▶ _What you will do_: Reproduce every row below, from the one containing "Text: -6,6: -6,6 <box>349 193 369 203</box>" down to the one containing "Text: 2,2: 2,2 <box>456 79 472 89</box>", with both ends included and each row unchanged.
********************
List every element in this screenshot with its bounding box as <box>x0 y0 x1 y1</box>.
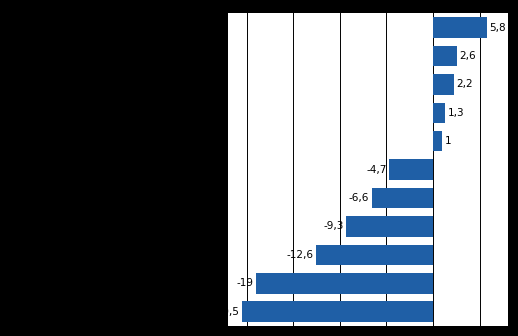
Text: -6,6: -6,6 <box>349 193 369 203</box>
Bar <box>433 131 442 152</box>
Bar <box>389 160 433 180</box>
Bar <box>256 273 433 294</box>
Text: 2,6: 2,6 <box>459 51 476 61</box>
Bar <box>433 102 445 123</box>
Bar <box>242 301 433 322</box>
Bar <box>371 188 433 208</box>
Text: -12,6: -12,6 <box>286 250 313 260</box>
Bar <box>433 74 454 95</box>
Text: 2,2: 2,2 <box>456 79 472 89</box>
Text: 1,3: 1,3 <box>448 108 464 118</box>
Bar <box>315 245 433 265</box>
Bar <box>433 46 457 66</box>
Bar <box>347 216 433 237</box>
Text: 1: 1 <box>444 136 451 146</box>
Bar <box>433 17 487 38</box>
Text: -20,5: -20,5 <box>213 307 239 317</box>
Text: -9,3: -9,3 <box>324 221 344 232</box>
Text: 5,8: 5,8 <box>490 23 506 33</box>
Text: -19: -19 <box>237 278 254 288</box>
Text: -4,7: -4,7 <box>367 165 387 175</box>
********************
▶ _Answer to this problem_:
Text: -6,6: -6,6 <box>349 193 369 203</box>
Bar <box>433 131 442 152</box>
Bar <box>389 160 433 180</box>
Bar <box>256 273 433 294</box>
Text: 2,6: 2,6 <box>459 51 476 61</box>
Bar <box>433 102 445 123</box>
Bar <box>242 301 433 322</box>
Bar <box>371 188 433 208</box>
Text: -12,6: -12,6 <box>286 250 313 260</box>
Bar <box>433 74 454 95</box>
Text: 2,2: 2,2 <box>456 79 472 89</box>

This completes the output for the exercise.